__WHAT YOU ARE ASKED TO DO__: Make an exact copy of all the material below, apart from the pictures.

__INPUT__:
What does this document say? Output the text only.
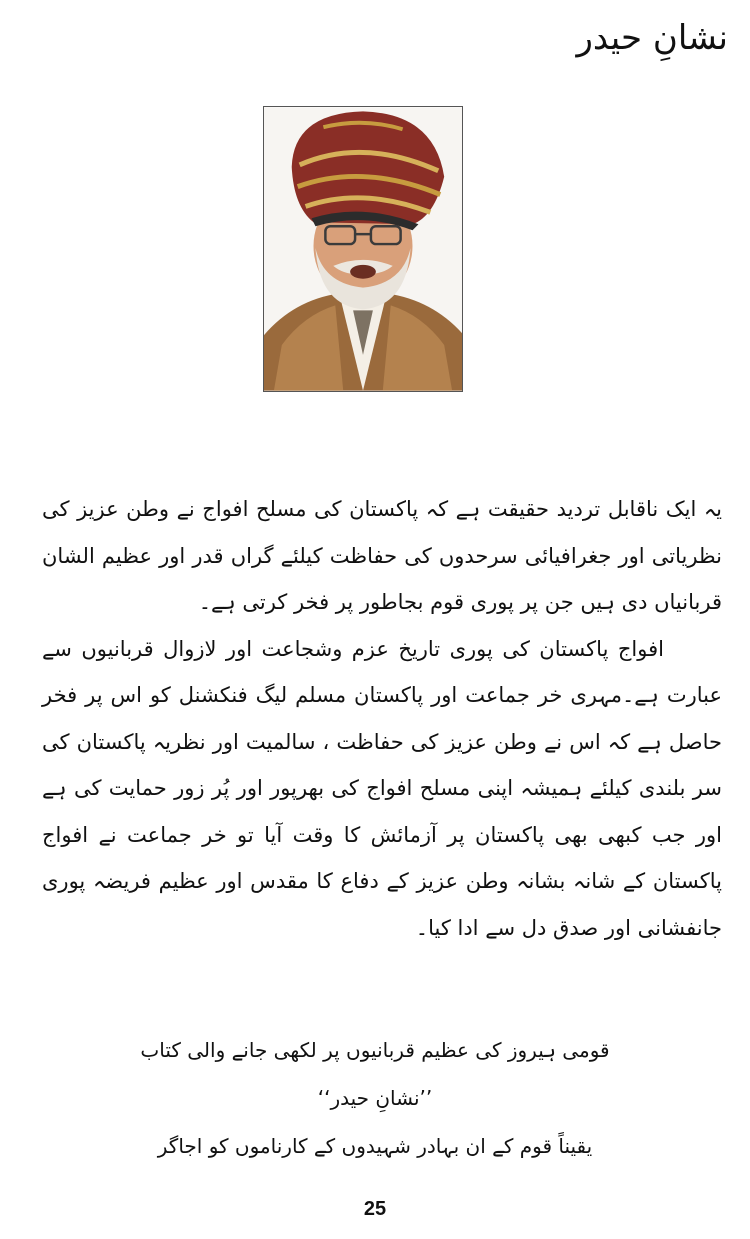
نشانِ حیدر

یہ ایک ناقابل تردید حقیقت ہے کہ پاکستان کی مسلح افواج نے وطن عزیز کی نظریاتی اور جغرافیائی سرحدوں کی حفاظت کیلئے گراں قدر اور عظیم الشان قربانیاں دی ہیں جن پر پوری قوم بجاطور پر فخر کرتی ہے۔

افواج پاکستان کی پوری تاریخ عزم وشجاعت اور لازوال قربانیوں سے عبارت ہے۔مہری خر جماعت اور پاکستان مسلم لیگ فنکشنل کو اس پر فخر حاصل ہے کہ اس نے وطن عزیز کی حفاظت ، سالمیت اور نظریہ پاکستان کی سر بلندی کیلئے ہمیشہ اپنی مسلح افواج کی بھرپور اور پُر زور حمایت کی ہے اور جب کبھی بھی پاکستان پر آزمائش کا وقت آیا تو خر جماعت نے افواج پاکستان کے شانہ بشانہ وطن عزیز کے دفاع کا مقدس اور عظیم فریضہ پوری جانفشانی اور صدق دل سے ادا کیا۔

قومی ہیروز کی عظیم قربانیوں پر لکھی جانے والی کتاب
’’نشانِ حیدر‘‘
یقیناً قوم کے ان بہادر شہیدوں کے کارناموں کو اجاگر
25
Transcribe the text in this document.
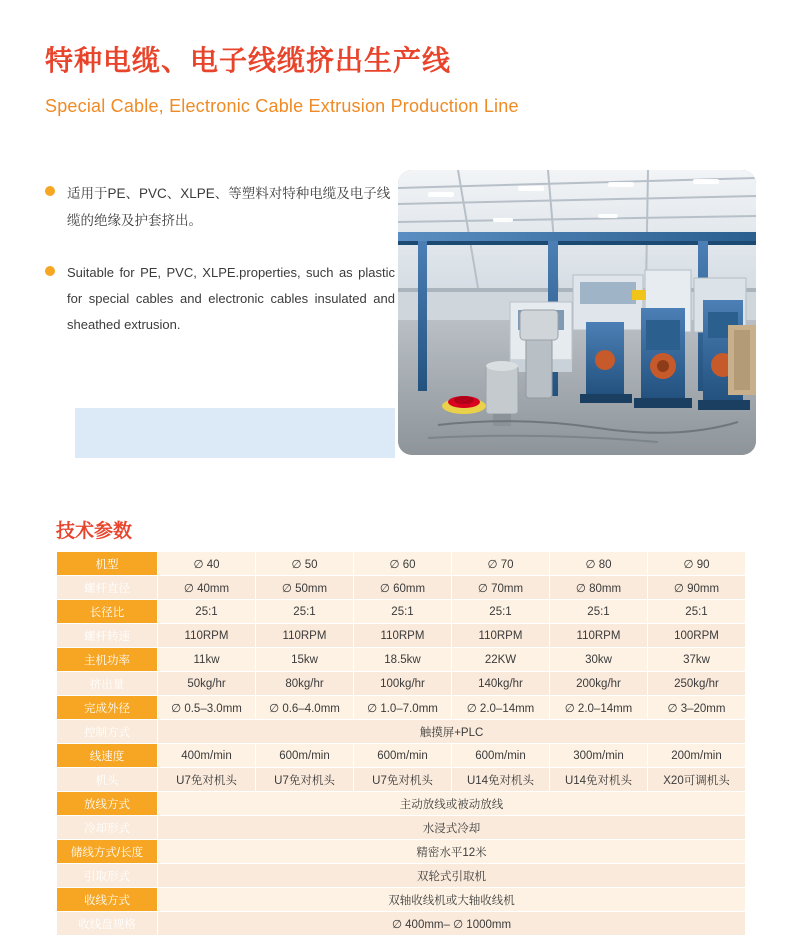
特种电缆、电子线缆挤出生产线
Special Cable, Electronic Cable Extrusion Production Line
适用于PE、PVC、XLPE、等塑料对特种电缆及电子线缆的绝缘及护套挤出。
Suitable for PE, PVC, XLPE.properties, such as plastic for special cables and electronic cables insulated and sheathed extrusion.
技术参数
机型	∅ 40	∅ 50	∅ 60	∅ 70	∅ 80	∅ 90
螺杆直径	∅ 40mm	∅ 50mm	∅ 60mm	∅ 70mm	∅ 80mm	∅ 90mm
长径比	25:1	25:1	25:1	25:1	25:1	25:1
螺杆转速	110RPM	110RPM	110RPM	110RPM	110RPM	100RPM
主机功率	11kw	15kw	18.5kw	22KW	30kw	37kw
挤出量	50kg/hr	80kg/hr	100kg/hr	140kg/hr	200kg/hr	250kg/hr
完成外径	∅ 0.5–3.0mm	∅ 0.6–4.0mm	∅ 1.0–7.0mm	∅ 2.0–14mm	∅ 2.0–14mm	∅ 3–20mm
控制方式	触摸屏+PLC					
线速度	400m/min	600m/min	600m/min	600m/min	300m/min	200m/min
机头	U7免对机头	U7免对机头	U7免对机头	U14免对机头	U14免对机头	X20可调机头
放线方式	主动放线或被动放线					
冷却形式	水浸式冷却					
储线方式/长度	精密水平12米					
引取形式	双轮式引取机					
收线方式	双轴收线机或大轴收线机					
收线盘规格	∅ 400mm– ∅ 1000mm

__RESPONSE TO THE EXERCISE__:
What does this document say? Output the text only.
نشانِ حیدر

یہ ایک ناقابل تردید حقیقت ہے کہ پاکستان کی مسلح افواج نے وطن عزیز کی نظریاتی اور جغرافیائی سرحدوں کی حفاظت کیلئے گراں قدر اور عظیم الشان قربانیاں دی ہیں جن پر پوری قوم بجاطور پر فخر کرتی ہے۔

افواج پاکستان کی پوری تاریخ عزم وشجاعت اور لازوال قربانیوں سے عبارت ہے۔مہری خر جماعت اور پاکستان مسلم لیگ فنکشنل کو اس پر فخر حاصل ہے کہ اس نے وطن عزیز کی حفاظت ، سالمیت اور نظریہ پاکستان کی سر بلندی کیلئے ہمیشہ اپنی مسلح افواج کی بھرپور اور پُر زور حمایت کی ہے اور جب کبھی بھی پاکستان پر آزمائش کا وقت آیا تو خر جماعت نے افواج پاکستان کے شانہ بشانہ وطن عزیز کے دفاع کا مقدس اور عظیم فریضہ پوری جانفشانی اور صدق دل سے ادا کیا۔

قومی ہیروز کی عظیم قربانیوں پر لکھی جانے والی کتاب
’’نشانِ حیدر‘‘
یقیناً قوم کے ان بہادر شہیدوں کے کارناموں کو اجاگر
25
Transcribe the text in this document.
特种电缆、电子线缆挤出生产线
Special Cable, Electronic Cable Extrusion Production Line
适用于PE、PVC、XLPE、等塑料对特种电缆及电子线缆的绝缘及护套挤出。
Suitable for PE, PVC, XLPE.properties, such as plastic for special cables and electronic cables insulated and sheathed extrusion.
技术参数
机型	∅ 40	∅ 50	∅ 60	∅ 70	∅ 80	∅ 90
螺杆直径	∅ 40mm	∅ 50mm	∅ 60mm	∅ 70mm	∅ 80mm	∅ 90mm
长径比	25:1	25:1	25:1	25:1	25:1	25:1
螺杆转速	110RPM	110RPM	110RPM	110RPM	110RPM	100RPM
主机功率	11kw	15kw	18.5kw	22KW	30kw	37kw
挤出量	50kg/hr	80kg/hr	100kg/hr	140kg/hr	200kg/hr	250kg/hr
完成外径	∅ 0.5–3.0mm	∅ 0.6–4.0mm	∅ 1.0–7.0mm	∅ 2.0–14mm	∅ 2.0–14mm	∅ 3–20mm
控制方式	触摸屏+PLC					
线速度	400m/min	600m/min	600m/min	600m/min	300m/min	200m/min
机头	U7免对机头	U7免对机头	U7免对机头	U14免对机头	U14免对机头	X20可调机头
放线方式	主动放线或被动放线					
冷却形式	水浸式冷却					
储线方式/长度	精密水平12米					
引取形式	双轮式引取机					
收线方式	双轴收线机或大轴收线机					
收线盘规格	∅ 400mm– ∅ 1000mm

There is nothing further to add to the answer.